-- start of SUPPLIED INFORMATION --

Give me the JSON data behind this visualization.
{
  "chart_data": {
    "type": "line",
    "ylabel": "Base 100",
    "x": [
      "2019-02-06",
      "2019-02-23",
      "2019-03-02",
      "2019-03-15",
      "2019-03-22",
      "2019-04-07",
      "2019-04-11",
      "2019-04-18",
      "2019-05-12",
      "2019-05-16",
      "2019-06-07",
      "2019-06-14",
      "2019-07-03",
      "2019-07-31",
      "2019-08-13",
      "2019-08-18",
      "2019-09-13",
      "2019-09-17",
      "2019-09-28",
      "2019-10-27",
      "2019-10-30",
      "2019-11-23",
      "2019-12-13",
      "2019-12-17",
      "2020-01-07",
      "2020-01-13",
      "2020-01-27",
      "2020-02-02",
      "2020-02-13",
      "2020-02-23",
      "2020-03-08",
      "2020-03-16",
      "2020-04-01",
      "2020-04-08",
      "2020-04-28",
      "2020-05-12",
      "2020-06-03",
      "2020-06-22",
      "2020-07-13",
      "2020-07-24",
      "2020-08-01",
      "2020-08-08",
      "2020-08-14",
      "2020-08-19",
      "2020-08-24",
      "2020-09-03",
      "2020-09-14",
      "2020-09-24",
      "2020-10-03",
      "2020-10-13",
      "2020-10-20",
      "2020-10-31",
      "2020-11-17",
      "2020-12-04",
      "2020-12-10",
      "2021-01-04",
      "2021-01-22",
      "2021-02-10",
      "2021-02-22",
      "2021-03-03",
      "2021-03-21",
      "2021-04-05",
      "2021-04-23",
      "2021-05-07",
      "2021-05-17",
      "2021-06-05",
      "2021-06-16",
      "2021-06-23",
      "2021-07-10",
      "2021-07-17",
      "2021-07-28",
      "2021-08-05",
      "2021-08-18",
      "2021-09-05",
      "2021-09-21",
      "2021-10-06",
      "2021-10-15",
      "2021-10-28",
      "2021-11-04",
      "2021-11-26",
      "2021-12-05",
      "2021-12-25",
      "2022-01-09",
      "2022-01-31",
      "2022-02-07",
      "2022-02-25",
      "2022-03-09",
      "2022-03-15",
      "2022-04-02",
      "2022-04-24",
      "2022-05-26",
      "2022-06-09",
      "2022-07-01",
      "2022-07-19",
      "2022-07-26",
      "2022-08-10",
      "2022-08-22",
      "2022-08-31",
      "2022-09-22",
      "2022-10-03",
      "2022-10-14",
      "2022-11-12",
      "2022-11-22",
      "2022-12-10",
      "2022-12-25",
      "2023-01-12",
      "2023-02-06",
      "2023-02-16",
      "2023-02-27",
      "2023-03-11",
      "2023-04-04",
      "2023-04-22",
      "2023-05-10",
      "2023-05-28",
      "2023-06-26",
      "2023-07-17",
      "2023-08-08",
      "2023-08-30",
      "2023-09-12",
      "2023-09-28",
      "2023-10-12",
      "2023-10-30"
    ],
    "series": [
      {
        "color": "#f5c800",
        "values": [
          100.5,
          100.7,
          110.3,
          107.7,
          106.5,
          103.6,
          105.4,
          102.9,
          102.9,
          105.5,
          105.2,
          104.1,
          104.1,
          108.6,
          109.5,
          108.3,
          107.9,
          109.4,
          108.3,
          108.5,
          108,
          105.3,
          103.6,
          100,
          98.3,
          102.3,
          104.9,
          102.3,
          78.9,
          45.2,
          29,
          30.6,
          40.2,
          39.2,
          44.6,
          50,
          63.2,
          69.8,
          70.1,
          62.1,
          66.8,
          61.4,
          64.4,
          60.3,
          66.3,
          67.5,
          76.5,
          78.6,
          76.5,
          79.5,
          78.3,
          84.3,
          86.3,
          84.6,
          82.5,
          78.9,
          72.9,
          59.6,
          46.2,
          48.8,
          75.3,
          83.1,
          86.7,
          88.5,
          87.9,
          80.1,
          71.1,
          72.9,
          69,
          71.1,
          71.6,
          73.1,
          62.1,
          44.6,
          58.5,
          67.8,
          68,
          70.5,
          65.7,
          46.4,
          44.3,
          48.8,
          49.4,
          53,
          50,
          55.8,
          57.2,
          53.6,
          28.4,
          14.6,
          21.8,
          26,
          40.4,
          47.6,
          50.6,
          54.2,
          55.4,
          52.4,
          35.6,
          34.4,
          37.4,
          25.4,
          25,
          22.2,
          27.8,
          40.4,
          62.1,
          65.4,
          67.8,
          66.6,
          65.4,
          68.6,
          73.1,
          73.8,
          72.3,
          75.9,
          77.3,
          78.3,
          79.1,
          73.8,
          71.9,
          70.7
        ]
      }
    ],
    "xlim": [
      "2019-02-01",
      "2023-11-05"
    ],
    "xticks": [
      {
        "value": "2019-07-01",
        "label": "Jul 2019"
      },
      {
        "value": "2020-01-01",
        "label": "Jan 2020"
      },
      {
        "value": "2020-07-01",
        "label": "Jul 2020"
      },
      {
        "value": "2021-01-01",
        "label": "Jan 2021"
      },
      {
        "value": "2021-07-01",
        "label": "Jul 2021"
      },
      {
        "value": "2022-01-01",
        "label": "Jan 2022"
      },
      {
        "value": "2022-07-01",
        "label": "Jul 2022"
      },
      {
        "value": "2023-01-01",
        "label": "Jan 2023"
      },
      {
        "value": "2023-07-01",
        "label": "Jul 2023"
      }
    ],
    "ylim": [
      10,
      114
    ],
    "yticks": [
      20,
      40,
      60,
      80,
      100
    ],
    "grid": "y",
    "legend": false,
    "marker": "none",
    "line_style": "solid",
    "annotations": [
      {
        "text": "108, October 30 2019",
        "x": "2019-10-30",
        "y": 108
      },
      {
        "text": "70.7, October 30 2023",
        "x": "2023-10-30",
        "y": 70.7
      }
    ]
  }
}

-- end of SUPPLIED INFORMATION --

» **TASK**: Isolate the lines above that contain the word "October" and copy them.

» **OUTPUT OF THE EXERCISE**:
        "text": "108, October 30 2019",
        "text": "70.7, October 30 2023",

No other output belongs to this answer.